* _Material supplied_:
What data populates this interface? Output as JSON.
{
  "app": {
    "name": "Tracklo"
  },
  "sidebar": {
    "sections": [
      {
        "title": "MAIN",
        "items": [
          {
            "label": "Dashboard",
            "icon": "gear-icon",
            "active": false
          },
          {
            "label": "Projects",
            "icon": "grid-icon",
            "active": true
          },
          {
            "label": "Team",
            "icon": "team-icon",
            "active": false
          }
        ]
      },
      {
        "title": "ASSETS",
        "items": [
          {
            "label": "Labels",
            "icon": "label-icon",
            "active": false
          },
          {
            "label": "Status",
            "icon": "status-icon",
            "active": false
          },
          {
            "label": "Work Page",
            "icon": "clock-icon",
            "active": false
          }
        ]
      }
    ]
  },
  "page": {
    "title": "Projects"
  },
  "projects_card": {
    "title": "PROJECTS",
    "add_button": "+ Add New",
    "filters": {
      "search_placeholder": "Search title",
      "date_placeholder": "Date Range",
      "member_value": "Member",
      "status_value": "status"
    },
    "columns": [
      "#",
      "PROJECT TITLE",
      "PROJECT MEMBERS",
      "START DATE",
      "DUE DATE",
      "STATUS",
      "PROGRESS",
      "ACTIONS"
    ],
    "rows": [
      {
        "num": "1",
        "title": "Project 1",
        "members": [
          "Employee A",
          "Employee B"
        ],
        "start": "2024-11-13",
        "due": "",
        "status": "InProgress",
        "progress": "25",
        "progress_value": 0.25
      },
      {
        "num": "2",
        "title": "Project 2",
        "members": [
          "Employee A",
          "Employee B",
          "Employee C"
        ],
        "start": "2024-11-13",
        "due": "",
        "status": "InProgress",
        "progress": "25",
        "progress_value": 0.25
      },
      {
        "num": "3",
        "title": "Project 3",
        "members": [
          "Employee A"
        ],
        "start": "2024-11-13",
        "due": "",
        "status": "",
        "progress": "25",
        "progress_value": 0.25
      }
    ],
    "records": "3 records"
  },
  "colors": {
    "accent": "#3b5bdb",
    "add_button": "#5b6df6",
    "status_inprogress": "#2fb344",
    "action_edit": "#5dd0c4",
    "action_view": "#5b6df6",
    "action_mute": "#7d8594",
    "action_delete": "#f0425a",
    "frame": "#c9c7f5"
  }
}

* _Given task_:
Set down each entry again, unchanged.

* _Answer for this exercise_:
What data populates this interface? Output as JSON.
{
  "app": {
    "name": "Tracklo"
  },
  "sidebar": {
    "sections": [
      {
        "title": "MAIN",
        "items": [
          {
            "label": "Dashboard",
            "icon": "gear-icon",
            "active": false
          },
          {
            "label": "Projects",
            "icon": "grid-icon",
            "active": true
          },
          {
            "label": "Team",
            "icon": "team-icon",
            "active": false
          }
        ]
      },
      {
        "title": "ASSETS",
        "items": [
          {
            "label": "Labels",
            "icon": "label-icon",
            "active": false
          },
          {
            "label": "Status",
            "icon": "status-icon",
            "active": false
          },
          {
            "label": "Work Page",
            "icon": "clock-icon",
            "active": false
          }
        ]
      }
    ]
  },
  "page": {
    "title": "Projects"
  },
  "projects_card": {
    "title": "PROJECTS",
    "add_button": "+ Add New",
    "filters": {
      "search_placeholder": "Search title",
      "date_placeholder": "Date Range",
      "member_value": "Member",
      "status_value": "status"
    },
    "columns": [
      "#",
      "PROJECT TITLE",
      "PROJECT MEMBERS",
      "START DATE",
      "DUE DATE",
      "STATUS",
      "PROGRESS",
      "ACTIONS"
    ],
    "rows": [
      {
        "num": "1",
        "title": "Project 1",
        "members": [
          "Employee A",
          "Employee B"
        ],
        "start": "2024-11-13",
        "due": "",
        "status": "InProgress",
        "progress": "25",
        "progress_value": 0.25
      },
      {
        "num": "2",
        "title": "Project 2",
        "members": [
          "Employee A",
          "Employee B",
          "Employee C"
        ],
        "start": "2024-11-13",
        "due": "",
        "status": "InProgress",
        "progress": "25",
        "progress_value": 0.25
      },
      {
        "num": "3",
        "title": "Project 3",
        "members": [
          "Employee A"
        ],
        "start": "2024-11-13",
        "due": "",
        "status": "",
        "progress": "25",
        "progress_value": 0.25
      }
    ],
    "records": "3 records"
  },
  "colors": {
    "accent": "#3b5bdb",
    "add_button": "#5b6df6",
    "status_inprogress": "#2fb344",
    "action_edit": "#5dd0c4",
    "action_view": "#5b6df6",
    "action_mute": "#7d8594",
    "action_delete": "#f0425a",
    "frame": "#c9c7f5"
  }
}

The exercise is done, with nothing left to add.